◆ **TASK DETAILS**: Do not carry the pictures over; copy every other part of the entries exactly.

◆ **GIVEN RECORDS**:
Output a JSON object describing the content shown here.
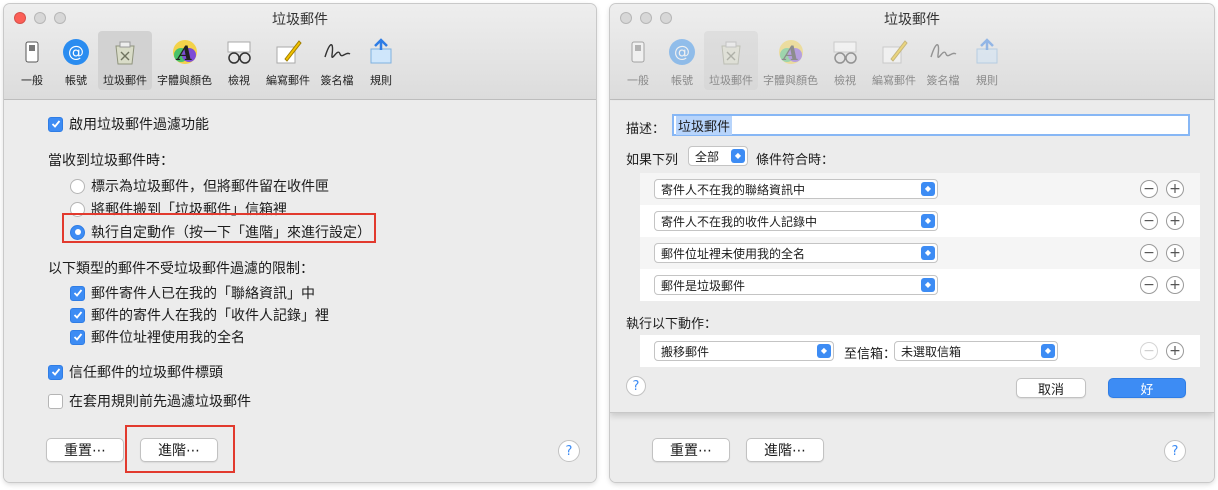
{
  "window_title": "垃圾郵件",
  "toolbar": {
    "items": [
      {
        "label": "一般",
        "icon": "switch-icon"
      },
      {
        "label": "帳號",
        "icon": "at-sign-icon"
      },
      {
        "label": "垃圾郵件",
        "icon": "junk-mail-trash-icon"
      },
      {
        "label": "字體與顏色",
        "icon": "font-color-icon"
      },
      {
        "label": "檢視",
        "icon": "glasses-icon"
      },
      {
        "label": "編寫郵件",
        "icon": "pencil-icon"
      },
      {
        "label": "簽名檔",
        "icon": "signature-icon"
      },
      {
        "label": "規則",
        "icon": "rules-icon"
      }
    ]
  },
  "left": {
    "enable_filter": "啟用垃圾郵件過濾功能",
    "when_received": "當收到垃圾郵件時：",
    "radio_options": [
      "標示為垃圾郵件，但將郵件留在收件匣",
      "將郵件搬到「垃圾郵件」信箱裡",
      "執行自定動作（按一下「進階」來進行設定）"
    ],
    "exempt_heading": "以下類型的郵件不受垃圾郵件過濾的限制：",
    "exempt_options": [
      "郵件寄件人已在我的「聯絡資訊」中",
      "郵件的寄件人在我的「收件人記錄」裡",
      "郵件位址裡使用我的全名"
    ],
    "trust_headers": "信任郵件的垃圾郵件標頭",
    "filter_before_rules": "在套用規則前先過濾垃圾郵件",
    "reset_button": "重置⋯",
    "advanced_button": "進階⋯",
    "help": "?"
  },
  "right": {
    "description_label": "描述：",
    "description_value": "垃圾郵件",
    "if_label": "如果下列",
    "match_select": "全部",
    "conditions_label": "條件符合時：",
    "conditions": [
      "寄件人不在我的聯絡資訊中",
      "寄件人不在我的收件人記錄中",
      "郵件位址裡未使用我的全名",
      "郵件是垃圾郵件"
    ],
    "actions_label": "執行以下動作：",
    "action_select": "搬移郵件",
    "to_mailbox_label": "至信箱：",
    "mailbox_select": "未選取信箱",
    "cancel_button": "取消",
    "ok_button": "好",
    "reset_button": "重置⋯",
    "advanced_button": "進階⋯",
    "help": "?",
    "minus": "−",
    "plus": "+"
  },
  "colors": {
    "accent": "#3d8cf4",
    "highlight": "#e23a2e"
  }
}
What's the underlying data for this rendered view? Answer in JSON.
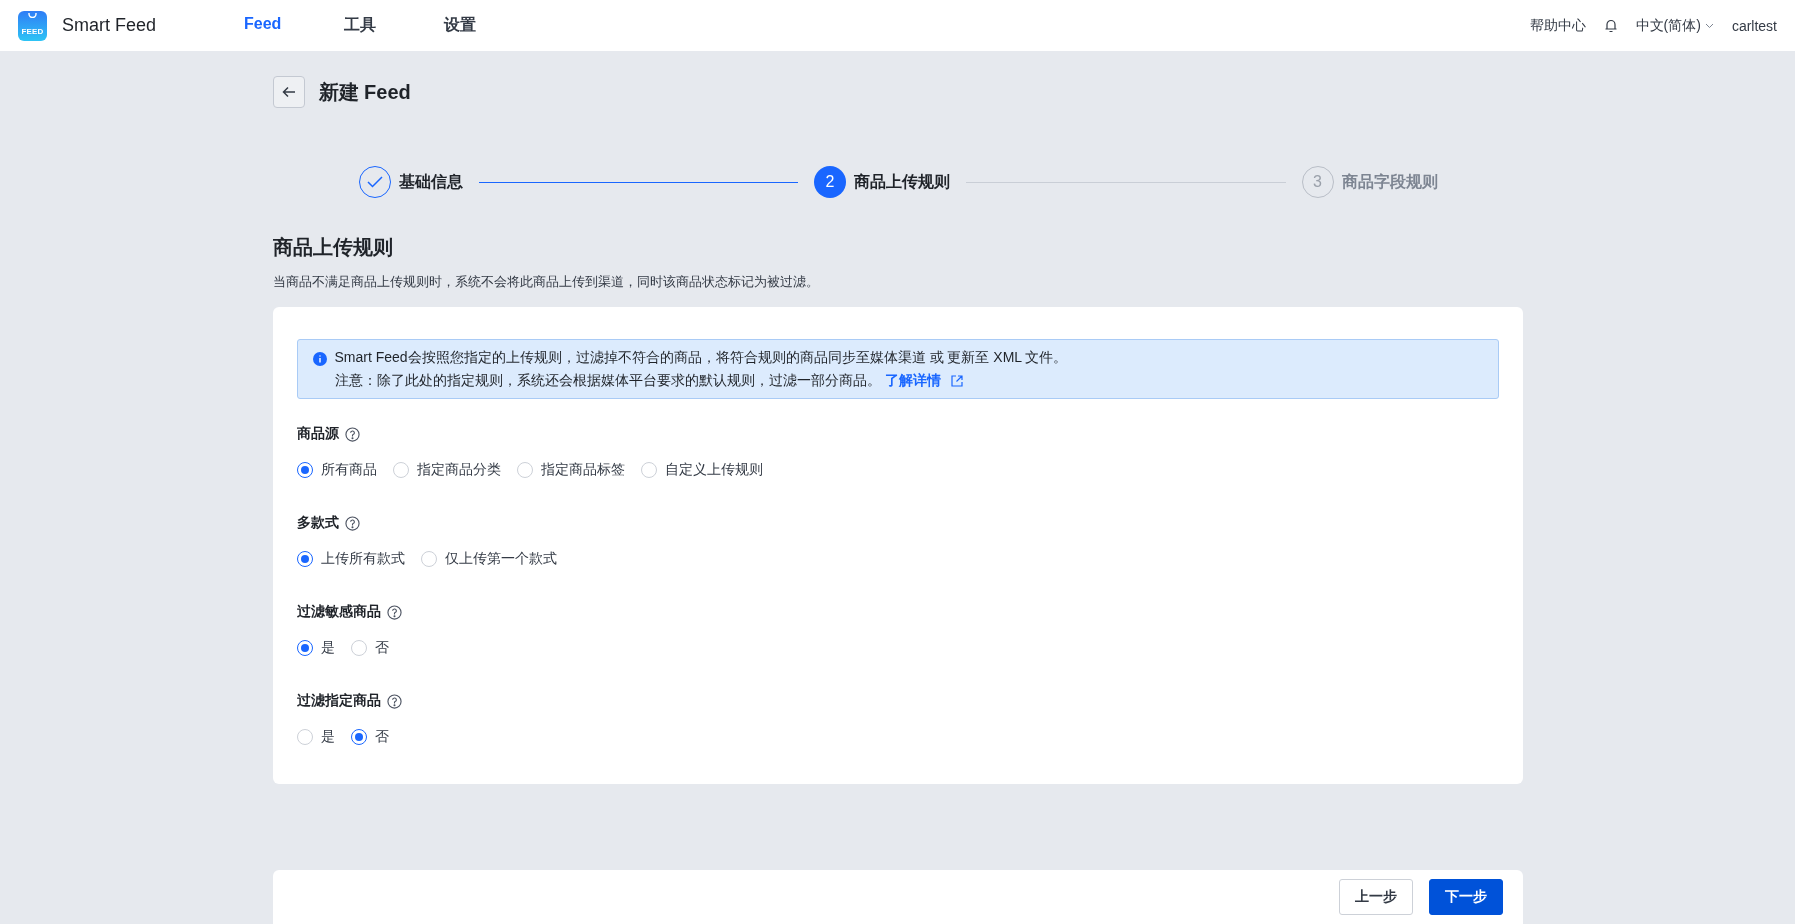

◆ **RESULT OF THE EXERCISE**:
Output a JSON object describing the content shown here.
{
  "window_title": "垃圾郵件",
  "toolbar": {
    "items": [
      {
        "label": "一般",
        "icon": "switch-icon"
      },
      {
        "label": "帳號",
        "icon": "at-sign-icon"
      },
      {
        "label": "垃圾郵件",
        "icon": "junk-mail-trash-icon"
      },
      {
        "label": "字體與顏色",
        "icon": "font-color-icon"
      },
      {
        "label": "檢視",
        "icon": "glasses-icon"
      },
      {
        "label": "編寫郵件",
        "icon": "pencil-icon"
      },
      {
        "label": "簽名檔",
        "icon": "signature-icon"
      },
      {
        "label": "規則",
        "icon": "rules-icon"
      }
    ]
  },
  "left": {
    "enable_filter": "啟用垃圾郵件過濾功能",
    "when_received": "當收到垃圾郵件時：",
    "radio_options": [
      "標示為垃圾郵件，但將郵件留在收件匣",
      "將郵件搬到「垃圾郵件」信箱裡",
      "執行自定動作（按一下「進階」來進行設定）"
    ],
    "exempt_heading": "以下類型的郵件不受垃圾郵件過濾的限制：",
    "exempt_options": [
      "郵件寄件人已在我的「聯絡資訊」中",
      "郵件的寄件人在我的「收件人記錄」裡",
      "郵件位址裡使用我的全名"
    ],
    "trust_headers": "信任郵件的垃圾郵件標頭",
    "filter_before_rules": "在套用規則前先過濾垃圾郵件",
    "reset_button": "重置⋯",
    "advanced_button": "進階⋯",
    "help": "?"
  },
  "right": {
    "description_label": "描述：",
    "description_value": "垃圾郵件",
    "if_label": "如果下列",
    "match_select": "全部",
    "conditions_label": "條件符合時：",
    "conditions": [
      "寄件人不在我的聯絡資訊中",
      "寄件人不在我的收件人記錄中",
      "郵件位址裡未使用我的全名",
      "郵件是垃圾郵件"
    ],
    "actions_label": "執行以下動作：",
    "action_select": "搬移郵件",
    "to_mailbox_label": "至信箱：",
    "mailbox_select": "未選取信箱",
    "cancel_button": "取消",
    "ok_button": "好",
    "reset_button": "重置⋯",
    "advanced_button": "進階⋯",
    "help": "?",
    "minus": "−",
    "plus": "+"
  },
  "colors": {
    "accent": "#3d8cf4",
    "highlight": "#e23a2e"
  }
}
What's the underlying data for this rendered view? Answer in JSON.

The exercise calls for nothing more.